> What you have to do
Find how many lines in the material contain "Policy"; your answer should be that number alone.

> Information supplied
»»

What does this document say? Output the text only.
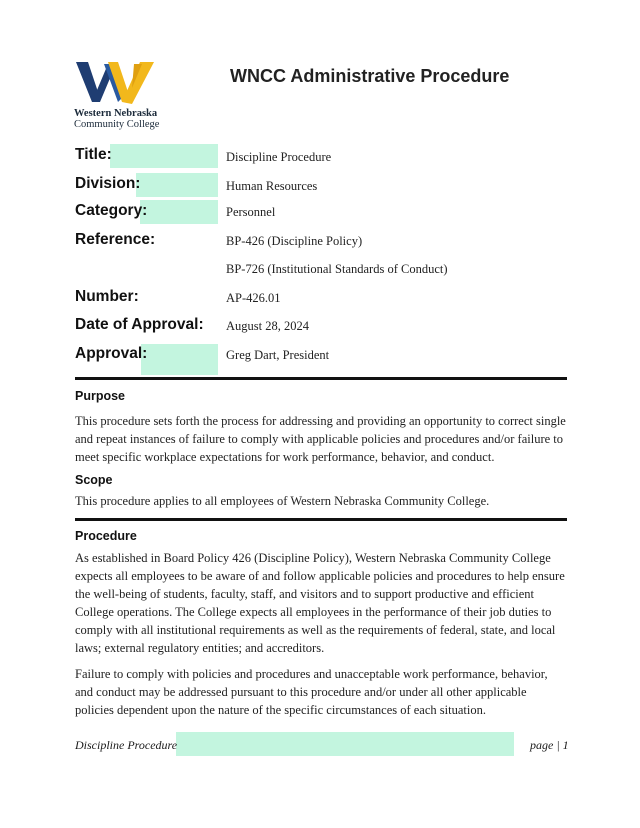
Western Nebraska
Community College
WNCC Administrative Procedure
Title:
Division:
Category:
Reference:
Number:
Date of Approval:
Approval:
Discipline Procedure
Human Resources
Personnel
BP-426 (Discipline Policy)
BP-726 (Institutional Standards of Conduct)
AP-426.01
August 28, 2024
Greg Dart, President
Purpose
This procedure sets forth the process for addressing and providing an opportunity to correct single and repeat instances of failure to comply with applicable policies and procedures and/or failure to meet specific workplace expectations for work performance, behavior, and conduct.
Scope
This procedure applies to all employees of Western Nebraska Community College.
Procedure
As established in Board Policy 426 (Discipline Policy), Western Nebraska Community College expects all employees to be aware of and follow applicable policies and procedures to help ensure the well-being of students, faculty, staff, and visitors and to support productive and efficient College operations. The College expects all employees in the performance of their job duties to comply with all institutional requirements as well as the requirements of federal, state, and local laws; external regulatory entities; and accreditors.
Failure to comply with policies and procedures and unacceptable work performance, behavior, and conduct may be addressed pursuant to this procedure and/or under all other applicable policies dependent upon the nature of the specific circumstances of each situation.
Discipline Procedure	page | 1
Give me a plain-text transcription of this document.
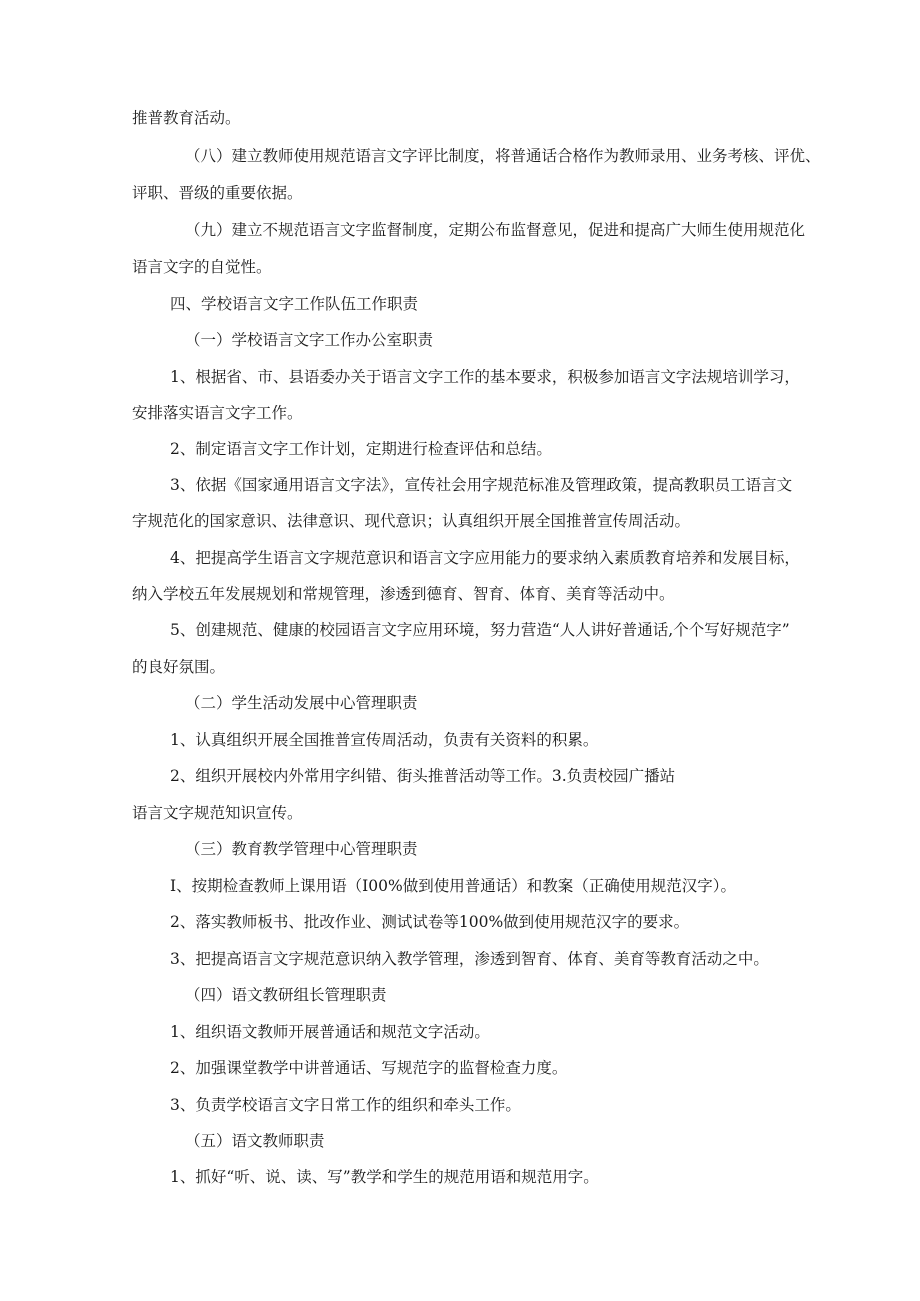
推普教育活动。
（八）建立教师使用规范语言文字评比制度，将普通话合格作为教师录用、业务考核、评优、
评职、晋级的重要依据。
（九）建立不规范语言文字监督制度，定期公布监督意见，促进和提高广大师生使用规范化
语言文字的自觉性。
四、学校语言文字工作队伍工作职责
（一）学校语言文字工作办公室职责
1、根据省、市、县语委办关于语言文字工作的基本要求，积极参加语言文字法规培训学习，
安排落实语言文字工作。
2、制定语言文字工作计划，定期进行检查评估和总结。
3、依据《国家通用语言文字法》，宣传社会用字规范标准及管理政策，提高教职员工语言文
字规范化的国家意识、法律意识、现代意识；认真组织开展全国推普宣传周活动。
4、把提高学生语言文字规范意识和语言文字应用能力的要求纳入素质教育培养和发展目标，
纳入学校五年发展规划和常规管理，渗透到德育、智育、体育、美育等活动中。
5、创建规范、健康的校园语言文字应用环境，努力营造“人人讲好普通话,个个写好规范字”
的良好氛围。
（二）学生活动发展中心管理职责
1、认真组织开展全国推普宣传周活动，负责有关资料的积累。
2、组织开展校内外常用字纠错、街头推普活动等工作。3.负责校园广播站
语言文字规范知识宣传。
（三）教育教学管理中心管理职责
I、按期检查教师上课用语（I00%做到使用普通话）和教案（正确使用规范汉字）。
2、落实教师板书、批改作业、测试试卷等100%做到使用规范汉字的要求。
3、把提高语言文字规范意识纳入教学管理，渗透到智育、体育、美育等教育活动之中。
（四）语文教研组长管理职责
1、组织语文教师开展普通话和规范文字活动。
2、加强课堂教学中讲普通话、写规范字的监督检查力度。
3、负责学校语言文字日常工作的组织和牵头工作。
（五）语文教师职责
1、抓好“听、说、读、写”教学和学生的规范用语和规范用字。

««

> Answer
2